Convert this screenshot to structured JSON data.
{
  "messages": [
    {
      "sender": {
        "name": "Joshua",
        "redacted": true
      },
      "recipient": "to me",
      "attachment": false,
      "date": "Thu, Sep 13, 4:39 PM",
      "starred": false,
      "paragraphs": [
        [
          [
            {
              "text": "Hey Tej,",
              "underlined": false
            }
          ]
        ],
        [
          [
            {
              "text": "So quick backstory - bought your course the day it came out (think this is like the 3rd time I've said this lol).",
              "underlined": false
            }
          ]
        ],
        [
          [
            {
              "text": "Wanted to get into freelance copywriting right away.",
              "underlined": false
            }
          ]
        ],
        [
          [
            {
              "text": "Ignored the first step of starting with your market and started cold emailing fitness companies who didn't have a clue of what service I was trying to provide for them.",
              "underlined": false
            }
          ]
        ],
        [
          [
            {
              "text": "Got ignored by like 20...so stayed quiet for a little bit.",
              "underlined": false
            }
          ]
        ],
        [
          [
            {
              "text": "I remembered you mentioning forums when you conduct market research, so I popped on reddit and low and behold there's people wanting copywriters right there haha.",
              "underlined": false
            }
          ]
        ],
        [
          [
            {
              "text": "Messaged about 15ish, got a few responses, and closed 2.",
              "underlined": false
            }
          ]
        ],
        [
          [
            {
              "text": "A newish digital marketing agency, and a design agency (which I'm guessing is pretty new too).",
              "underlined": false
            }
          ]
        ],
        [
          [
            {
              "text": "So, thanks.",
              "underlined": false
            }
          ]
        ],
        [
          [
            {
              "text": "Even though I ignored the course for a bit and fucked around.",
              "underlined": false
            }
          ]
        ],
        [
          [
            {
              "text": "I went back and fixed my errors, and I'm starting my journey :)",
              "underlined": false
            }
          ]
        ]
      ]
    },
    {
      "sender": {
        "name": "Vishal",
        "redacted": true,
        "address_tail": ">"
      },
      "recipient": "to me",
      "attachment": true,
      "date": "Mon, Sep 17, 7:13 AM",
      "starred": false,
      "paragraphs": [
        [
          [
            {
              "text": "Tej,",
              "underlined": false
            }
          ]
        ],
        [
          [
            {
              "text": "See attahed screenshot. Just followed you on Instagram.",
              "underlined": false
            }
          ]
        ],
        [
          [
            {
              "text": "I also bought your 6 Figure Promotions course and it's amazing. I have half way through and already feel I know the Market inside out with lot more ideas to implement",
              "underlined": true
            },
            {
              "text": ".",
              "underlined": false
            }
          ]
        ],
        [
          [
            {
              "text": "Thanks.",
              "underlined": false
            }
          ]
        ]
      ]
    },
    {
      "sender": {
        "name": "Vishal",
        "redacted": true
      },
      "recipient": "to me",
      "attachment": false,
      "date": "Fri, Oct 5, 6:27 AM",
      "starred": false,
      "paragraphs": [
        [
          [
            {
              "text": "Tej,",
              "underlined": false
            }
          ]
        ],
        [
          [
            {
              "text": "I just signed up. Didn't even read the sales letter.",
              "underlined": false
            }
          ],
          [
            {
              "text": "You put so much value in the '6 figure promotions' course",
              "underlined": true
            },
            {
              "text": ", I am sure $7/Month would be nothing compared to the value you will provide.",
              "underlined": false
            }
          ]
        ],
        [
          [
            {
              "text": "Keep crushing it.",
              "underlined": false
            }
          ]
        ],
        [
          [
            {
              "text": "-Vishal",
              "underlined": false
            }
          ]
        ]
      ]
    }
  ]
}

□ □ □ □ □

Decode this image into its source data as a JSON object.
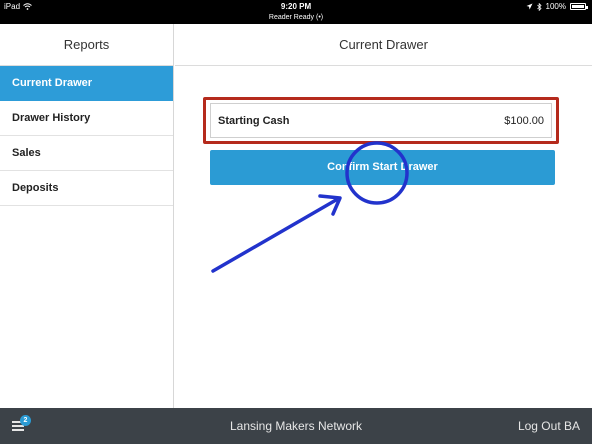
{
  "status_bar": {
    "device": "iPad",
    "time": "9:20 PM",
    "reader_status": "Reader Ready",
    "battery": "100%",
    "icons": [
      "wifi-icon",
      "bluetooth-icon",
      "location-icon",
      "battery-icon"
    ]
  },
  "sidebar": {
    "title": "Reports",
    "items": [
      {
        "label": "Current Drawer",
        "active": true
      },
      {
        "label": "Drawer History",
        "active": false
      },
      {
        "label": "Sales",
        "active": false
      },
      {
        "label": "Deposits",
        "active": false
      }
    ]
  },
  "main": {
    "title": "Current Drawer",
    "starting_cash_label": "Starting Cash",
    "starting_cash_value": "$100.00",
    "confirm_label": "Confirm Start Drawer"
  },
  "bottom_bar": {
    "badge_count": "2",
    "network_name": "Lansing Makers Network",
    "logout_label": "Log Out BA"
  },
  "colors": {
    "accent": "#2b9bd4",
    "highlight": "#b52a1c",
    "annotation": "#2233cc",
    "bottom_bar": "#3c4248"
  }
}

□ □ □ □ □

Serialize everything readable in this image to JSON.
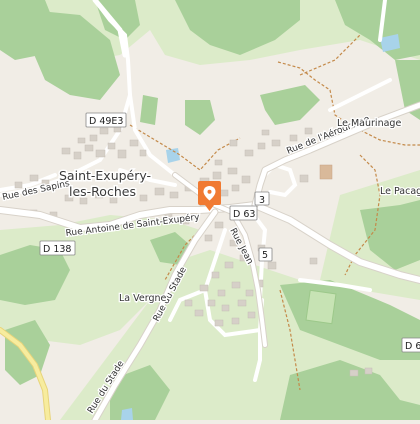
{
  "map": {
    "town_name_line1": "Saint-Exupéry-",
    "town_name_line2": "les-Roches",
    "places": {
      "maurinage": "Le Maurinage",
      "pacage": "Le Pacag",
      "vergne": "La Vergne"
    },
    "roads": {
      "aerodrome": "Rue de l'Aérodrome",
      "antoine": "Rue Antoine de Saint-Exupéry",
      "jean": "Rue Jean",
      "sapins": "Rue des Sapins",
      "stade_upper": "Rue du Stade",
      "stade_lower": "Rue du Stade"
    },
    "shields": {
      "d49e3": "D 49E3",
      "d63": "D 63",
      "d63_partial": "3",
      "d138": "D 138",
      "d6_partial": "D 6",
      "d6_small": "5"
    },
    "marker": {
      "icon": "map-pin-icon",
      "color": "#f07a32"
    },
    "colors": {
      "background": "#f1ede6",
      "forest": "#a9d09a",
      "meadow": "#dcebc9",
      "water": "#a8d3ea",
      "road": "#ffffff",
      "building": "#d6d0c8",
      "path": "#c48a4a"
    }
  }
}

□ □ □ □ □

**Exercise directions:** Gather up, from the records above, each line where the word "course" appears.

**Expected output:**
              "text": "So quick backstory - bought your course the day it came out (think this is like the 3rd time I've said this lol).",
              "text": "Even though I ignored the course for a bit and fucked around.",
              "text": "I also bought your 6 Figure Promotions course and it's amazing. I have half way through and already feel I know the Market inside out with lot more ideas to implement",
              "text": "You put so much value in the '6 figure promotions' course",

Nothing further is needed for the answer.